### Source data
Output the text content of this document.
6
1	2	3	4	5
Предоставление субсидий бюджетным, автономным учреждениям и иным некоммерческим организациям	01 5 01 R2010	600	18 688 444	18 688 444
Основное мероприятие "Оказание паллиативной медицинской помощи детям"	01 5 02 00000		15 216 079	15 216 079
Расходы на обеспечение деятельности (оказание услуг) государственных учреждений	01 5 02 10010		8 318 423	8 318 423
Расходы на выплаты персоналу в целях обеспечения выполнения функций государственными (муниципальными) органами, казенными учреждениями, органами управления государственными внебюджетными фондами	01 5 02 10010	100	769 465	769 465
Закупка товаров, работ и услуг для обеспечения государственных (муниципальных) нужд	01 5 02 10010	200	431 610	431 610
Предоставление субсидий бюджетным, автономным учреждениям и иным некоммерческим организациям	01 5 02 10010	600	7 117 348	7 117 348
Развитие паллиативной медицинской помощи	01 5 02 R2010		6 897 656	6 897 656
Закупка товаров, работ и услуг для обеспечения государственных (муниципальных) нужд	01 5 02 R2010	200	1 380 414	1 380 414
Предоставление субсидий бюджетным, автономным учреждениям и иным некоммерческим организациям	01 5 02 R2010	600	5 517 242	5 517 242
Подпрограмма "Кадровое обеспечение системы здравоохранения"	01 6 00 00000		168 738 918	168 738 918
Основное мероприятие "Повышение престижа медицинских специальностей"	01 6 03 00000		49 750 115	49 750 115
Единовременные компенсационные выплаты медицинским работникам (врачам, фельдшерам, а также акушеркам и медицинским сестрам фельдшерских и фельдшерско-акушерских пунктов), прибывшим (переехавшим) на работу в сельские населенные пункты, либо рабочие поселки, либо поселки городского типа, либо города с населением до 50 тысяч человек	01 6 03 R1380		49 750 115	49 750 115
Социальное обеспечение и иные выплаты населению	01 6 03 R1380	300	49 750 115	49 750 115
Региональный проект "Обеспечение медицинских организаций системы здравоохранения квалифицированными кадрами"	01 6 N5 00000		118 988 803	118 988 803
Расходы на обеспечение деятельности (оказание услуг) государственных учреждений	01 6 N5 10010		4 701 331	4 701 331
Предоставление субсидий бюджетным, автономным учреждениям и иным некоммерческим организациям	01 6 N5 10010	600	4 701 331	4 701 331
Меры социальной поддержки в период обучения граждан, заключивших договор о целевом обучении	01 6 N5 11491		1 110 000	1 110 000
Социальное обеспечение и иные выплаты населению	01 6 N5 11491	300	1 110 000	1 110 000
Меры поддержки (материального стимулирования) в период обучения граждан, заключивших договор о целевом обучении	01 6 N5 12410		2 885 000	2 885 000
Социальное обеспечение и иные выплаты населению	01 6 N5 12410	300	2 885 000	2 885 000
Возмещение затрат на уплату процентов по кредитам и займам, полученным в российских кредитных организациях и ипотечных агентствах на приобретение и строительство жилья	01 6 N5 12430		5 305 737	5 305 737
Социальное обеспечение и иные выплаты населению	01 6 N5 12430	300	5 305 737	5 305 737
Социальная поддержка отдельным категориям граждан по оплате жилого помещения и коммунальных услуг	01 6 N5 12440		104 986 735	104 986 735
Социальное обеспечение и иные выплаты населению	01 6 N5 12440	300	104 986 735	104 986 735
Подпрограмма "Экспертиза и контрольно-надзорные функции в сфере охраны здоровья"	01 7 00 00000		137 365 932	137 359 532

### Description of the task
Copy each line of the data exactly, leaving nothing out.

### Response to the task
Output the text content of this document.
6
1	2	3	4	5
Предоставление субсидий бюджетным, автономным учреждениям и иным некоммерческим организациям	01 5 01 R2010	600	18 688 444	18 688 444
Основное мероприятие "Оказание паллиативной медицинской помощи детям"	01 5 02 00000		15 216 079	15 216 079
Расходы на обеспечение деятельности (оказание услуг) государственных учреждений	01 5 02 10010		8 318 423	8 318 423
Расходы на выплаты персоналу в целях обеспечения выполнения функций государственными (муниципальными) органами, казенными учреждениями, органами управления государственными внебюджетными фондами	01 5 02 10010	100	769 465	769 465
Закупка товаров, работ и услуг для обеспечения государственных (муниципальных) нужд	01 5 02 10010	200	431 610	431 610
Предоставление субсидий бюджетным, автономным учреждениям и иным некоммерческим организациям	01 5 02 10010	600	7 117 348	7 117 348
Развитие паллиативной медицинской помощи	01 5 02 R2010		6 897 656	6 897 656
Закупка товаров, работ и услуг для обеспечения государственных (муниципальных) нужд	01 5 02 R2010	200	1 380 414	1 380 414
Предоставление субсидий бюджетным, автономным учреждениям и иным некоммерческим организациям	01 5 02 R2010	600	5 517 242	5 517 242
Подпрограмма "Кадровое обеспечение системы здравоохранения"	01 6 00 00000		168 738 918	168 738 918
Основное мероприятие "Повышение престижа медицинских специальностей"	01 6 03 00000		49 750 115	49 750 115
Единовременные компенсационные выплаты медицинским работникам (врачам, фельдшерам, а также акушеркам и медицинским сестрам фельдшерских и фельдшерско-акушерских пунктов), прибывшим (переехавшим) на работу в сельские населенные пункты, либо рабочие поселки, либо поселки городского типа, либо города с населением до 50 тысяч человек	01 6 03 R1380		49 750 115	49 750 115
Социальное обеспечение и иные выплаты населению	01 6 03 R1380	300	49 750 115	49 750 115
Региональный проект "Обеспечение медицинских организаций системы здравоохранения квалифицированными кадрами"	01 6 N5 00000		118 988 803	118 988 803
Расходы на обеспечение деятельности (оказание услуг) государственных учреждений	01 6 N5 10010		4 701 331	4 701 331
Предоставление субсидий бюджетным, автономным учреждениям и иным некоммерческим организациям	01 6 N5 10010	600	4 701 331	4 701 331
Меры социальной поддержки в период обучения граждан, заключивших договор о целевом обучении	01 6 N5 11491		1 110 000	1 110 000
Социальное обеспечение и иные выплаты населению	01 6 N5 11491	300	1 110 000	1 110 000
Меры поддержки (материального стимулирования) в период обучения граждан, заключивших договор о целевом обучении	01 6 N5 12410		2 885 000	2 885 000
Социальное обеспечение и иные выплаты населению	01 6 N5 12410	300	2 885 000	2 885 000
Возмещение затрат на уплату процентов по кредитам и займам, полученным в российских кредитных организациях и ипотечных агентствах на приобретение и строительство жилья	01 6 N5 12430		5 305 737	5 305 737
Социальное обеспечение и иные выплаты населению	01 6 N5 12430	300	5 305 737	5 305 737
Социальная поддержка отдельным категориям граждан по оплате жилого помещения и коммунальных услуг	01 6 N5 12440		104 986 735	104 986 735
Социальное обеспечение и иные выплаты населению	01 6 N5 12440	300	104 986 735	104 986 735
Подпрограмма "Экспертиза и контрольно-надзорные функции в сфере охраны здоровья"	01 7 00 00000		137 365 932	137 359 532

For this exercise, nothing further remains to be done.